#### [Collection entries]
++++

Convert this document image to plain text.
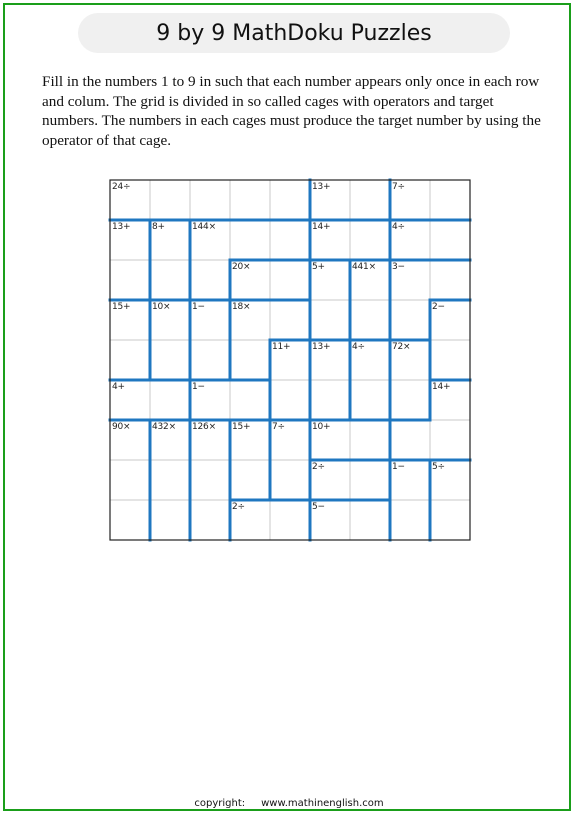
9 by 9 MathDoku Puzzles

Fill in the numbers 1 to 9 in such that each number appears only once in each row and colum. The grid is divided in so called cages with operators and target numbers. The numbers in each cages must produce the target number by using the operator of that cage.

24÷	13+	7÷
13+ 8+	144×	14+	4÷
20×	5+	441× 3−
15+ 10× 1−	18×	2−
11+ 13+ 4÷	72×
4+	1−	14+
90× 432× 126× 15+ 7÷	10+
2÷	1−	5÷
2÷	5−
copyright: www.mathinenglish.com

++++

#### [Brief]
Output the data exactly. Pictures don't belong in the result.

#### [Written solution]
Convert this document image to plain text.
9 by 9 MathDoku Puzzles

Fill in the numbers 1 to 9 in such that each number appears only once in each row and colum. The grid is divided in so called cages with operators and target numbers. The numbers in each cages must produce the target number by using the operator of that cage.

24÷	13+	7÷
13+ 8+	144×	14+	4÷
20×	5+	441× 3−
15+ 10× 1−	18×	2−
11+ 13+ 4÷	72×
4+	1−	14+
90× 432× 126× 15+ 7÷	10+
2÷	1−	5÷
2÷	5−
copyright: www.mathinenglish.com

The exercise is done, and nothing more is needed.